A run of records:
▼
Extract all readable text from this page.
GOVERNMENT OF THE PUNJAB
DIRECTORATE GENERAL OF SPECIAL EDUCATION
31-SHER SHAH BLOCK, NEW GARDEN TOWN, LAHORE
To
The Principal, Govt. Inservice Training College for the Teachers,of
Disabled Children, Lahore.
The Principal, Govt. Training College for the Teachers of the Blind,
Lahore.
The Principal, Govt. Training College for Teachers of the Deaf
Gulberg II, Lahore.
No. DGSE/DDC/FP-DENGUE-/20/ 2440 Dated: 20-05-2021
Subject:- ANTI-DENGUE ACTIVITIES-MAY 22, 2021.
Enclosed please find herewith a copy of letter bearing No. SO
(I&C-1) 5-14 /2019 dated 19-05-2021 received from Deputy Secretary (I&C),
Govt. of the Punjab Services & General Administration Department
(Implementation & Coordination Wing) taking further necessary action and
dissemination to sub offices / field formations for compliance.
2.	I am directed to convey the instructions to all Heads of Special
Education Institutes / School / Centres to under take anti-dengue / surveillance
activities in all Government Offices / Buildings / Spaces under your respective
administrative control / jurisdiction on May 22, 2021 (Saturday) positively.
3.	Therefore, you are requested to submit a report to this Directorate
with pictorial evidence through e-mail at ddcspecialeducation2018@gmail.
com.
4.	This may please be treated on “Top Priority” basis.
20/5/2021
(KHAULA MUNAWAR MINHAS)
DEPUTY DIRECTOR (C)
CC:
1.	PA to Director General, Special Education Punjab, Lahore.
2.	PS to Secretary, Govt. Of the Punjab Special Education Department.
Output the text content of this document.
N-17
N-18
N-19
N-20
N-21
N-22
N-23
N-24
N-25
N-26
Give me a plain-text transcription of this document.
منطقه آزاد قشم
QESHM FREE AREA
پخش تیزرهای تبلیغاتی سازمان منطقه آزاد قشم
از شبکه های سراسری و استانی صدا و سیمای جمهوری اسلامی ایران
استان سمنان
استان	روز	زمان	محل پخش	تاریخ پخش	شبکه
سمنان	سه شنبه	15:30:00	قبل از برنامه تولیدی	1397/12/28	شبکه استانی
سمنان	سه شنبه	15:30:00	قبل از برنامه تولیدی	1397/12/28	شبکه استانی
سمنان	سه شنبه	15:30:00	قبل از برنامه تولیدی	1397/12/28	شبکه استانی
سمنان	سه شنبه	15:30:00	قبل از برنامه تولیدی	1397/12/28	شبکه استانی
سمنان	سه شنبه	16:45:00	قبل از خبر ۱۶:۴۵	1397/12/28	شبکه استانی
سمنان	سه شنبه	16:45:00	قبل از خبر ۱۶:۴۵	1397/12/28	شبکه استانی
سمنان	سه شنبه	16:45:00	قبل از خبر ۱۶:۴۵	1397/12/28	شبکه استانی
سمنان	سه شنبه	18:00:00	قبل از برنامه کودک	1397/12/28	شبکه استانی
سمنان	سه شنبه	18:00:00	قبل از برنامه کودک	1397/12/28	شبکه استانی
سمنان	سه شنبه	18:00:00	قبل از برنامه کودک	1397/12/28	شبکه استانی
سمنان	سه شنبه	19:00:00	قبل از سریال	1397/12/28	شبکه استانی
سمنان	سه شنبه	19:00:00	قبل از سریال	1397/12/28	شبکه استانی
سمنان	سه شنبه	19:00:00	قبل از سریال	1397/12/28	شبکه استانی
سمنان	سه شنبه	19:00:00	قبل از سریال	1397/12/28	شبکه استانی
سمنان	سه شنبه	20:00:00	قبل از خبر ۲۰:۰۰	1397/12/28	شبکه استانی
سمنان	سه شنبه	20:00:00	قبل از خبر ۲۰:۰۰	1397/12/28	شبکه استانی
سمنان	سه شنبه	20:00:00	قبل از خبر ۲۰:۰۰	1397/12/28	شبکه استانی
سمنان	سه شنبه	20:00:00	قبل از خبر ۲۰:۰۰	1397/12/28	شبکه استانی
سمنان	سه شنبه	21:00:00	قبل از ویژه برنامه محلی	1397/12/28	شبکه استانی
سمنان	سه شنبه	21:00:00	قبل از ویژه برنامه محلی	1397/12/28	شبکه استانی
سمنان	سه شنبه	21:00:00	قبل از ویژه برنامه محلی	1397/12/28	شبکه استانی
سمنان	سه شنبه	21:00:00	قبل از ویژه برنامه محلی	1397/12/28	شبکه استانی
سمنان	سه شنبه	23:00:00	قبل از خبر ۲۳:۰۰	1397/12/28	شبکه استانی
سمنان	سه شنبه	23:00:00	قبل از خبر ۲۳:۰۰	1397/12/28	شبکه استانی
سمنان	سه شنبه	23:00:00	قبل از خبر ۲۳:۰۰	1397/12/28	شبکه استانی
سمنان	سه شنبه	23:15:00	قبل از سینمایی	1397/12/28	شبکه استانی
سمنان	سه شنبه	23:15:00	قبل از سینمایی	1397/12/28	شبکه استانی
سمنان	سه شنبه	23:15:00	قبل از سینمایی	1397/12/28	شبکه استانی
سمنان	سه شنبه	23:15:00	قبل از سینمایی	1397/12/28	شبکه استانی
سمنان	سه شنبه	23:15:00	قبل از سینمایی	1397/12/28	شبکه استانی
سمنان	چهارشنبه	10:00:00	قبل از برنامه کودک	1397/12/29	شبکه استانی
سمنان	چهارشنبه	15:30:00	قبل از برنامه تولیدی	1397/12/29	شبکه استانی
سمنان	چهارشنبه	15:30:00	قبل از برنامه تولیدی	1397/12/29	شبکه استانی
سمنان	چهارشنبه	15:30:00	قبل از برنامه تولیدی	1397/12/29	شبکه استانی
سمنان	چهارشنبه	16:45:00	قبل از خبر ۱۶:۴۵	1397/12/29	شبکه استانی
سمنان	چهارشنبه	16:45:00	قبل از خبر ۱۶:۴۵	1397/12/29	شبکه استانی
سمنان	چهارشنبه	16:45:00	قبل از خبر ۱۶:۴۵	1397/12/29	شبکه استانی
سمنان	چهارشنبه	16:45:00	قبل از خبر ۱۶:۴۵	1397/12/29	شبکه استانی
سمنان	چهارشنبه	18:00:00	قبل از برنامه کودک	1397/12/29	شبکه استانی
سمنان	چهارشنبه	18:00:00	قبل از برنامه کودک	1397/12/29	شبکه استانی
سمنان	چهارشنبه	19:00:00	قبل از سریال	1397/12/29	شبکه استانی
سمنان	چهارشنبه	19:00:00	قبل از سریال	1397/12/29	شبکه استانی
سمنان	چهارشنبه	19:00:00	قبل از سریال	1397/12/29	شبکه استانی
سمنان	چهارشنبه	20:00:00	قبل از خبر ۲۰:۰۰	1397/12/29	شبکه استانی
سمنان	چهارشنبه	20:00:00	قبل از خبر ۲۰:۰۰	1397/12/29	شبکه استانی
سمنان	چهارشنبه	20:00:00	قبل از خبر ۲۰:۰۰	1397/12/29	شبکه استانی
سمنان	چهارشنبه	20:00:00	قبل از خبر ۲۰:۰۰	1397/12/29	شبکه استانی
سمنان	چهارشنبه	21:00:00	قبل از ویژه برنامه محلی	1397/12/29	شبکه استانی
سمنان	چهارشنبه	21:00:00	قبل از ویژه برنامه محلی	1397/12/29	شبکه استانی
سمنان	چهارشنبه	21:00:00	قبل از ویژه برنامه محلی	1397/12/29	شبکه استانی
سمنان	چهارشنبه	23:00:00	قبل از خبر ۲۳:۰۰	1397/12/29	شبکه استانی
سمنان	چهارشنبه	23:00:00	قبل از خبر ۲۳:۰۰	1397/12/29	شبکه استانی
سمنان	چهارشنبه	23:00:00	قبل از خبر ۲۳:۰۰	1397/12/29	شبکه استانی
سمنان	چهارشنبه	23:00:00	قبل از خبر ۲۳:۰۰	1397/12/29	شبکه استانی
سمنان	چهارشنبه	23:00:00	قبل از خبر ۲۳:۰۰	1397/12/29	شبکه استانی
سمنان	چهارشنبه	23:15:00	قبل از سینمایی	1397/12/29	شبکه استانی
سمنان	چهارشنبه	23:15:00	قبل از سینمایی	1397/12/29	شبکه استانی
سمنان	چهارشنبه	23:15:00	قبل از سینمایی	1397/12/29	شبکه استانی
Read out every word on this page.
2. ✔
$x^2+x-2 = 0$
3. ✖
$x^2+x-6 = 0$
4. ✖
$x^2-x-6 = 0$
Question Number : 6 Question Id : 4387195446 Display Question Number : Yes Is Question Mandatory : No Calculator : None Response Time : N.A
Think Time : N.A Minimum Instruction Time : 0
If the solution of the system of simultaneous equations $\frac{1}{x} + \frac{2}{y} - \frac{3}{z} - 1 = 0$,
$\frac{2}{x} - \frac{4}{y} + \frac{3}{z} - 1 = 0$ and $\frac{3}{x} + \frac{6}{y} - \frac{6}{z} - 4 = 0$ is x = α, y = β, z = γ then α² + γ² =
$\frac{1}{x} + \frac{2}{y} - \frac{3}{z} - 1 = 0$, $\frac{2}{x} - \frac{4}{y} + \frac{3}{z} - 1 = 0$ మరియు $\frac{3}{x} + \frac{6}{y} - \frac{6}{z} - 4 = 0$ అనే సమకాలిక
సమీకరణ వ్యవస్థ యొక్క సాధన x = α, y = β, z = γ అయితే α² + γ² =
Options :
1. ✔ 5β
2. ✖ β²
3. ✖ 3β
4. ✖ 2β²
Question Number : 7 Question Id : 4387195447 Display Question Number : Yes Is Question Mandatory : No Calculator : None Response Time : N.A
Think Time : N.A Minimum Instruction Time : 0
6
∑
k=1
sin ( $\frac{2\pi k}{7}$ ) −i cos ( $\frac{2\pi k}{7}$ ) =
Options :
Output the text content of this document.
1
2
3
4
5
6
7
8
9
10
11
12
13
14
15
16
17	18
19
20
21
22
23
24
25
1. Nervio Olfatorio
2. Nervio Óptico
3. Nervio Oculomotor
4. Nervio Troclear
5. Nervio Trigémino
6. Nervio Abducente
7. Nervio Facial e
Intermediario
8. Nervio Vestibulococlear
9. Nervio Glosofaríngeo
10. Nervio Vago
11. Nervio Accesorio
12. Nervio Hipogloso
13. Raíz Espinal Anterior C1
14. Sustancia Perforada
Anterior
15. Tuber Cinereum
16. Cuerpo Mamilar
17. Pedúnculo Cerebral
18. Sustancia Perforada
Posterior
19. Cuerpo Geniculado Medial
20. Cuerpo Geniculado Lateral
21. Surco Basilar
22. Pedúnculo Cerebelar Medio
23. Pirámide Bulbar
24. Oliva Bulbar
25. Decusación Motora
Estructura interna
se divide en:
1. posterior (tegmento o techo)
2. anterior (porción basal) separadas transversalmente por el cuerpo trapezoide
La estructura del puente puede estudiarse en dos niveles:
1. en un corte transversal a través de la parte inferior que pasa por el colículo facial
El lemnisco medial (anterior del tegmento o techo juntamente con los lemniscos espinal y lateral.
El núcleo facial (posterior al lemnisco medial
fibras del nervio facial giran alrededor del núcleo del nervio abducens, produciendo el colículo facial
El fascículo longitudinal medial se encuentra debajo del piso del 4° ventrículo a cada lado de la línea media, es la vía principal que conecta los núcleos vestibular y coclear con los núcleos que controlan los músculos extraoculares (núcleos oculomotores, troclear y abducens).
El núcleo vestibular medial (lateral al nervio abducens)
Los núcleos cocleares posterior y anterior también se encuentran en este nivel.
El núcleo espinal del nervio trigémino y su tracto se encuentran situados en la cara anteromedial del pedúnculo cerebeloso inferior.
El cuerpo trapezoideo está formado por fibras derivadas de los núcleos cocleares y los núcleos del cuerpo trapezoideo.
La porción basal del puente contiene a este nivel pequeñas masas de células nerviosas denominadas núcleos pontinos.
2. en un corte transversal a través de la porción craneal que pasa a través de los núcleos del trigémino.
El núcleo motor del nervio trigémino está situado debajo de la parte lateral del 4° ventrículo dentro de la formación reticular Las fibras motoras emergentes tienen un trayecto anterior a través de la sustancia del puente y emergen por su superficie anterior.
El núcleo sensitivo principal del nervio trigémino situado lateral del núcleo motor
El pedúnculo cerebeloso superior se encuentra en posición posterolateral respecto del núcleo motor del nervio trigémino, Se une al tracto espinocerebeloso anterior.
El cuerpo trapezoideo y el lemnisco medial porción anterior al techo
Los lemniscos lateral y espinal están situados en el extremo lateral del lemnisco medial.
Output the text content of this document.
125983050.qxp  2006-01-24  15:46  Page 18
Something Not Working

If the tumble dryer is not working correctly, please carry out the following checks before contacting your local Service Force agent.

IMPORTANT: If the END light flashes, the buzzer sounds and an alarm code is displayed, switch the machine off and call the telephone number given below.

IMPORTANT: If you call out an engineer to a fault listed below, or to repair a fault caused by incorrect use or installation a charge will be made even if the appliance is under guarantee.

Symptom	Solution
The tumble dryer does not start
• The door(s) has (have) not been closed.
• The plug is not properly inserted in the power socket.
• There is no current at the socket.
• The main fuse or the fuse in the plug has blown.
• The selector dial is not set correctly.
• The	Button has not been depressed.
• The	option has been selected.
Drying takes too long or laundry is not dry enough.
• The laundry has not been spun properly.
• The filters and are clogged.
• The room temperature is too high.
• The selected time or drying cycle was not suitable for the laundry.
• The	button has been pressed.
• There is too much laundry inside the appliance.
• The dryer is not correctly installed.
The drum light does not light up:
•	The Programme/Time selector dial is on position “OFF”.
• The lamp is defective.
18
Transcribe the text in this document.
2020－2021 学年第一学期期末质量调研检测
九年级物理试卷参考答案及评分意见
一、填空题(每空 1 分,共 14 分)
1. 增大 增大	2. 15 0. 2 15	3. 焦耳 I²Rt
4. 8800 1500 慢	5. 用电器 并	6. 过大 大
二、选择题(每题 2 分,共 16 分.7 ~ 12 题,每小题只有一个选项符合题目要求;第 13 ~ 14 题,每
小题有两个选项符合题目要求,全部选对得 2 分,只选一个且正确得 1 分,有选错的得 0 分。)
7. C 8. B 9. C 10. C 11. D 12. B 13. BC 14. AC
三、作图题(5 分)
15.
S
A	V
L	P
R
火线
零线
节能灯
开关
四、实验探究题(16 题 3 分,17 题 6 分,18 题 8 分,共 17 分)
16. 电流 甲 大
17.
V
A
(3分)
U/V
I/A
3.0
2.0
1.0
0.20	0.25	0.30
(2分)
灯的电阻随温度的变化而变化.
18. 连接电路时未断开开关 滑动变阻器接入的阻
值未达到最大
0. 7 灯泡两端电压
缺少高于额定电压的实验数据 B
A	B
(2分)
▲
Aim. Among the lines of the records above, count those holding the string "colículo", and report only the number.

Result of the task. 2